YOUR INSTRUCTIONS
Below are the records. Count the lines containing the string "Check", and reply with the number alone.

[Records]
※ ※ ※

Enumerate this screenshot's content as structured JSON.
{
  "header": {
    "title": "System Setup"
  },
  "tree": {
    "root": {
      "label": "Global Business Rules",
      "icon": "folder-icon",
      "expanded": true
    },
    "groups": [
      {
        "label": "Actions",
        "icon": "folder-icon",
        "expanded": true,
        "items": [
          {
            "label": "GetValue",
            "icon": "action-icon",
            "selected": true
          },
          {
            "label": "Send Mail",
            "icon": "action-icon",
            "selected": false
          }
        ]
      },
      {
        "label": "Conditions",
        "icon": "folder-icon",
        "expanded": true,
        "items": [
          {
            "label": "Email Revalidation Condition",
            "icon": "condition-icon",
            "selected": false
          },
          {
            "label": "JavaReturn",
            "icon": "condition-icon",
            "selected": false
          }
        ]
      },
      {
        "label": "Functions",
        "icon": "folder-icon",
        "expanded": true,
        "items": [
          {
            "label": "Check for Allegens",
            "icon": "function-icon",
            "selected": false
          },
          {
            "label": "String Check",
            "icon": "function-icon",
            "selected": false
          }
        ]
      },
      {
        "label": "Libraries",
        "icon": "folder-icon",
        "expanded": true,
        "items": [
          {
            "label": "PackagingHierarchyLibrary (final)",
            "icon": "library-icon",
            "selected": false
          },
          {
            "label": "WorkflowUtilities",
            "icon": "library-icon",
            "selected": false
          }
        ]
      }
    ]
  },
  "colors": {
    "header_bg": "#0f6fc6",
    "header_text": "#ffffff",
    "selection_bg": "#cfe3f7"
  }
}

※ ※ ※

ANSWER BELOW
2